What to produce →
Every entry must be duplicated precisely as written.

··· Records to process ···

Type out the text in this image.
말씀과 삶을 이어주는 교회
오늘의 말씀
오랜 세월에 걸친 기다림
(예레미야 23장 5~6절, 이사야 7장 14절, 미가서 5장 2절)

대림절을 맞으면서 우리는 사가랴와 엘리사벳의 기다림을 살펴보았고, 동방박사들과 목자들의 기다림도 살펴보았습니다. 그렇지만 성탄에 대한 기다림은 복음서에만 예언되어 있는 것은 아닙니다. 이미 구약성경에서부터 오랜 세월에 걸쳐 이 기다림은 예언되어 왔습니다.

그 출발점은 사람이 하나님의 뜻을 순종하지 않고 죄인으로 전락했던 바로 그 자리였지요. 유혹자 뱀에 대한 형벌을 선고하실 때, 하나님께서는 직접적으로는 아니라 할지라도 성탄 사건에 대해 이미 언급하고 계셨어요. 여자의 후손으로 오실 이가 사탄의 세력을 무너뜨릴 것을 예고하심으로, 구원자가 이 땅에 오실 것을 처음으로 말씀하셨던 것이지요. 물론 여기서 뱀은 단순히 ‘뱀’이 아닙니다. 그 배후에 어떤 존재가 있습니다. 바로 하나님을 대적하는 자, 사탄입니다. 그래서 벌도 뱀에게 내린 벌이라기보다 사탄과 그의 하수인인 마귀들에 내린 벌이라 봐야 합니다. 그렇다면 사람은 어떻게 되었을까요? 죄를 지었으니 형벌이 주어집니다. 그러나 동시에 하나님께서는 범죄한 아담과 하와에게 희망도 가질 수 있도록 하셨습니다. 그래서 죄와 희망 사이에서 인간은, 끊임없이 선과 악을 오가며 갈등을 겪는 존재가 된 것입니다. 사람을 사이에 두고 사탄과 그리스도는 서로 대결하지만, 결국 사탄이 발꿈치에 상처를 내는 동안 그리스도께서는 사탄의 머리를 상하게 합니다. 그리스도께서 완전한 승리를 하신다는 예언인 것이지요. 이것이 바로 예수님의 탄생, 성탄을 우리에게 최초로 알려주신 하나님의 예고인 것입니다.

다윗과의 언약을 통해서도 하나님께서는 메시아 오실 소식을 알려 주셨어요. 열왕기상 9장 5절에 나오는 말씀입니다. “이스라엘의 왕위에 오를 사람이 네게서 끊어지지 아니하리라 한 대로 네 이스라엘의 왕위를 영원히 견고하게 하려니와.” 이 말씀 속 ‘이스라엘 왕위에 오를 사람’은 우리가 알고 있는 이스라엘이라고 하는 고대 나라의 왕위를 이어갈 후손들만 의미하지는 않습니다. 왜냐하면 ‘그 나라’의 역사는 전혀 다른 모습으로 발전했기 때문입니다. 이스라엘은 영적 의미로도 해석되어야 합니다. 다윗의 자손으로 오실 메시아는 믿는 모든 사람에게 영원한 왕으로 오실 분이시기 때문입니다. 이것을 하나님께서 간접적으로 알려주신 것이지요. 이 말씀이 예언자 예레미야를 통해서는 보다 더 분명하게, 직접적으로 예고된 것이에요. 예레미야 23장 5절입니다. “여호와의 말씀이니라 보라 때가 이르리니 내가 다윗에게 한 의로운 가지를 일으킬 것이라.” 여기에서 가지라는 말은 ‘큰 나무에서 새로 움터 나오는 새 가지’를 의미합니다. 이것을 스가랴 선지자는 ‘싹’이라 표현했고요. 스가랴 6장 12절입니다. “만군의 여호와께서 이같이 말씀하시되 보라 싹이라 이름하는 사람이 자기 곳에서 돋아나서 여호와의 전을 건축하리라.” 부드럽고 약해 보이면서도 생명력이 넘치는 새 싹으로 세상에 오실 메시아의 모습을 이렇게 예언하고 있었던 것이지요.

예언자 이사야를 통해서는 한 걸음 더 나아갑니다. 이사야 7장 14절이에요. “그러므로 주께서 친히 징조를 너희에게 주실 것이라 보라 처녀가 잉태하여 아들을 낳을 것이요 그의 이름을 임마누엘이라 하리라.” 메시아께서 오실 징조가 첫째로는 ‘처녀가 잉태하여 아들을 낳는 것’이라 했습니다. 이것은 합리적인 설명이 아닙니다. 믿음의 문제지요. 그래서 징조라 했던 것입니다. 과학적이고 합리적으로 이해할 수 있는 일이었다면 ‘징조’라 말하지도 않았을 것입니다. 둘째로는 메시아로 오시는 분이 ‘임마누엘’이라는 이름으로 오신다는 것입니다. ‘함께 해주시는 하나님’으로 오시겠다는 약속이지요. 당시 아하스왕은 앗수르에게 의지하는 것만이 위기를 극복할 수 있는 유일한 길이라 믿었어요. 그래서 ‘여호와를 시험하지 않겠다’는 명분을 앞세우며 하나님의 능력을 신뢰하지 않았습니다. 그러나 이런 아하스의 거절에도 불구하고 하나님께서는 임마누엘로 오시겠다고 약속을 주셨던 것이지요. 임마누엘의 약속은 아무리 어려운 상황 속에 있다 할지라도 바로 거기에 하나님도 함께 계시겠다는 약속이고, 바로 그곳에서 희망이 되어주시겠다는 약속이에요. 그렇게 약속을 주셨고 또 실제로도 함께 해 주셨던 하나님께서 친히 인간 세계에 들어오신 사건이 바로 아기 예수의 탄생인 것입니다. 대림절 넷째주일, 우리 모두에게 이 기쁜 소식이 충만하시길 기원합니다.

···

Full output →
Type out the text in this image.
말씀과 삶을 이어주는 교회
오늘의 말씀
오랜 세월에 걸친 기다림
(예레미야 23장 5~6절, 이사야 7장 14절, 미가서 5장 2절)

대림절을 맞으면서 우리는 사가랴와 엘리사벳의 기다림을 살펴보았고, 동방박사들과 목자들의 기다림도 살펴보았습니다. 그렇지만 성탄에 대한 기다림은 복음서에만 예언되어 있는 것은 아닙니다. 이미 구약성경에서부터 오랜 세월에 걸쳐 이 기다림은 예언되어 왔습니다.

그 출발점은 사람이 하나님의 뜻을 순종하지 않고 죄인으로 전락했던 바로 그 자리였지요. 유혹자 뱀에 대한 형벌을 선고하실 때, 하나님께서는 직접적으로는 아니라 할지라도 성탄 사건에 대해 이미 언급하고 계셨어요. 여자의 후손으로 오실 이가 사탄의 세력을 무너뜨릴 것을 예고하심으로, 구원자가 이 땅에 오실 것을 처음으로 말씀하셨던 것이지요. 물론 여기서 뱀은 단순히 ‘뱀’이 아닙니다. 그 배후에 어떤 존재가 있습니다. 바로 하나님을 대적하는 자, 사탄입니다. 그래서 벌도 뱀에게 내린 벌이라기보다 사탄과 그의 하수인인 마귀들에 내린 벌이라 봐야 합니다. 그렇다면 사람은 어떻게 되었을까요? 죄를 지었으니 형벌이 주어집니다. 그러나 동시에 하나님께서는 범죄한 아담과 하와에게 희망도 가질 수 있도록 하셨습니다. 그래서 죄와 희망 사이에서 인간은, 끊임없이 선과 악을 오가며 갈등을 겪는 존재가 된 것입니다. 사람을 사이에 두고 사탄과 그리스도는 서로 대결하지만, 결국 사탄이 발꿈치에 상처를 내는 동안 그리스도께서는 사탄의 머리를 상하게 합니다. 그리스도께서 완전한 승리를 하신다는 예언인 것이지요. 이것이 바로 예수님의 탄생, 성탄을 우리에게 최초로 알려주신 하나님의 예고인 것입니다.

다윗과의 언약을 통해서도 하나님께서는 메시아 오실 소식을 알려 주셨어요. 열왕기상 9장 5절에 나오는 말씀입니다. “이스라엘의 왕위에 오를 사람이 네게서 끊어지지 아니하리라 한 대로 네 이스라엘의 왕위를 영원히 견고하게 하려니와.” 이 말씀 속 ‘이스라엘 왕위에 오를 사람’은 우리가 알고 있는 이스라엘이라고 하는 고대 나라의 왕위를 이어갈 후손들만 의미하지는 않습니다. 왜냐하면 ‘그 나라’의 역사는 전혀 다른 모습으로 발전했기 때문입니다. 이스라엘은 영적 의미로도 해석되어야 합니다. 다윗의 자손으로 오실 메시아는 믿는 모든 사람에게 영원한 왕으로 오실 분이시기 때문입니다. 이것을 하나님께서 간접적으로 알려주신 것이지요. 이 말씀이 예언자 예레미야를 통해서는 보다 더 분명하게, 직접적으로 예고된 것이에요. 예레미야 23장 5절입니다. “여호와의 말씀이니라 보라 때가 이르리니 내가 다윗에게 한 의로운 가지를 일으킬 것이라.” 여기에서 가지라는 말은 ‘큰 나무에서 새로 움터 나오는 새 가지’를 의미합니다. 이것을 스가랴 선지자는 ‘싹’이라 표현했고요. 스가랴 6장 12절입니다. “만군의 여호와께서 이같이 말씀하시되 보라 싹이라 이름하는 사람이 자기 곳에서 돋아나서 여호와의 전을 건축하리라.” 부드럽고 약해 보이면서도 생명력이 넘치는 새 싹으로 세상에 오실 메시아의 모습을 이렇게 예언하고 있었던 것이지요.

예언자 이사야를 통해서는 한 걸음 더 나아갑니다. 이사야 7장 14절이에요. “그러므로 주께서 친히 징조를 너희에게 주실 것이라 보라 처녀가 잉태하여 아들을 낳을 것이요 그의 이름을 임마누엘이라 하리라.” 메시아께서 오실 징조가 첫째로는 ‘처녀가 잉태하여 아들을 낳는 것’이라 했습니다. 이것은 합리적인 설명이 아닙니다. 믿음의 문제지요. 그래서 징조라 했던 것입니다. 과학적이고 합리적으로 이해할 수 있는 일이었다면 ‘징조’라 말하지도 않았을 것입니다. 둘째로는 메시아로 오시는 분이 ‘임마누엘’이라는 이름으로 오신다는 것입니다. ‘함께 해주시는 하나님’으로 오시겠다는 약속이지요. 당시 아하스왕은 앗수르에게 의지하는 것만이 위기를 극복할 수 있는 유일한 길이라 믿었어요. 그래서 ‘여호와를 시험하지 않겠다’는 명분을 앞세우며 하나님의 능력을 신뢰하지 않았습니다. 그러나 이런 아하스의 거절에도 불구하고 하나님께서는 임마누엘로 오시겠다고 약속을 주셨던 것이지요. 임마누엘의 약속은 아무리 어려운 상황 속에 있다 할지라도 바로 거기에 하나님도 함께 계시겠다는 약속이고, 바로 그곳에서 희망이 되어주시겠다는 약속이에요. 그렇게 약속을 주셨고 또 실제로도 함께 해 주셨던 하나님께서 친히 인간 세계에 들어오신 사건이 바로 아기 예수의 탄생인 것입니다. 대림절 넷째주일, 우리 모두에게 이 기쁜 소식이 충만하시길 기원합니다.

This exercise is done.